How many lines in the listing below contain the string "Enter"? Reply with the number alone.

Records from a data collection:
---+---
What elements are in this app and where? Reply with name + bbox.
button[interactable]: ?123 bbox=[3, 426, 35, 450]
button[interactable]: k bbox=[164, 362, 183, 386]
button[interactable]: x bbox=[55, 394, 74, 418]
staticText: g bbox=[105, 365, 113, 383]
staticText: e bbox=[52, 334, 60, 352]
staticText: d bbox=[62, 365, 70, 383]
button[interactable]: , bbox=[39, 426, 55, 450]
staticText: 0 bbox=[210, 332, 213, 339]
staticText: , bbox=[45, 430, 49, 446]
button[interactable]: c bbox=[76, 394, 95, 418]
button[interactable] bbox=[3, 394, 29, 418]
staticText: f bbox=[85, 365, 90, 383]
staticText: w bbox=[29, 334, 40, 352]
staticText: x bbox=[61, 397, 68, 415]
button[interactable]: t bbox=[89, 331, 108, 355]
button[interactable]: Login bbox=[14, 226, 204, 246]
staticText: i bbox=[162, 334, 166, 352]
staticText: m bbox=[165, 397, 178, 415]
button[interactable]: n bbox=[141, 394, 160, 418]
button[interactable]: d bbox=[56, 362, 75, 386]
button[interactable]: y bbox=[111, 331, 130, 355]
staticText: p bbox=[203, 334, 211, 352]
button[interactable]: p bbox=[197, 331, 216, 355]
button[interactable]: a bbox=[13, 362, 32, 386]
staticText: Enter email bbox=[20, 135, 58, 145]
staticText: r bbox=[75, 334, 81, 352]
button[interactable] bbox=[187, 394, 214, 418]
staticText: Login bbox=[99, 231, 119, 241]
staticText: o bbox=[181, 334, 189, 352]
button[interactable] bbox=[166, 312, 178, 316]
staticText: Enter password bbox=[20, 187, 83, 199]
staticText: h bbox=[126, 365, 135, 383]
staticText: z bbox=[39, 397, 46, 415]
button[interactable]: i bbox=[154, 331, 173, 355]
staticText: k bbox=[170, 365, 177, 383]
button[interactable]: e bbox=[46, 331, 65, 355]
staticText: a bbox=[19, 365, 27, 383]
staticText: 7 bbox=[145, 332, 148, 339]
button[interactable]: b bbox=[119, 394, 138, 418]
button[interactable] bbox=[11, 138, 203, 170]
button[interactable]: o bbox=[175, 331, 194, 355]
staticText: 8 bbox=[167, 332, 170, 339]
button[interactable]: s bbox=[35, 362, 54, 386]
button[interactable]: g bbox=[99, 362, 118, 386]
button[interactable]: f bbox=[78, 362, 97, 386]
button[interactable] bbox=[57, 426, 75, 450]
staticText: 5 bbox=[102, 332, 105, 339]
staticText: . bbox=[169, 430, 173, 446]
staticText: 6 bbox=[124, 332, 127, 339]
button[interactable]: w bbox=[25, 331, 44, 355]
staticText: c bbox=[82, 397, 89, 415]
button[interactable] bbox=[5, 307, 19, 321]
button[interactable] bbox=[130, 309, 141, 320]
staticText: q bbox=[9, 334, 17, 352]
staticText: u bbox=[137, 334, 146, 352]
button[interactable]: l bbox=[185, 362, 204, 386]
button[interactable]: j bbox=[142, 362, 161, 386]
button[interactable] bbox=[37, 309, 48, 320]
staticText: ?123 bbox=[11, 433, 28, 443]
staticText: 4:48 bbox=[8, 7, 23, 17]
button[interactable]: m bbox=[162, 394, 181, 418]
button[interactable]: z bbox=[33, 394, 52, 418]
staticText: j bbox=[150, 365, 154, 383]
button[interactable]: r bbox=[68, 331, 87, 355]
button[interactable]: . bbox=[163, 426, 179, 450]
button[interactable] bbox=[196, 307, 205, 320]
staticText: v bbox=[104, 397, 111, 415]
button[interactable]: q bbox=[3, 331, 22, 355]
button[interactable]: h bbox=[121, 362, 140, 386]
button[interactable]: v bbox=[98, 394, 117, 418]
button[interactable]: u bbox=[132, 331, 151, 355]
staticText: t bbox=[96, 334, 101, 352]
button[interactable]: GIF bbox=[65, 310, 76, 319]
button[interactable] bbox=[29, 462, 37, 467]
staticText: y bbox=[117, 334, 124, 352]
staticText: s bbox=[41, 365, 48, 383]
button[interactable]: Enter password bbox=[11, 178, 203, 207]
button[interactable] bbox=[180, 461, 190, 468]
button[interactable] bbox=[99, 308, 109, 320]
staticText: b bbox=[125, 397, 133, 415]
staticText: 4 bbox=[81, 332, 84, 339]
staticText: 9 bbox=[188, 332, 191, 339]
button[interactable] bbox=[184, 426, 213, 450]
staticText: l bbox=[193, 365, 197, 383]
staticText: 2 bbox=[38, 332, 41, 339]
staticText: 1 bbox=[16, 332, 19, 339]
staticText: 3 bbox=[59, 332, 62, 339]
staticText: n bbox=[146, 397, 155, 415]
---+---
**Written response**
3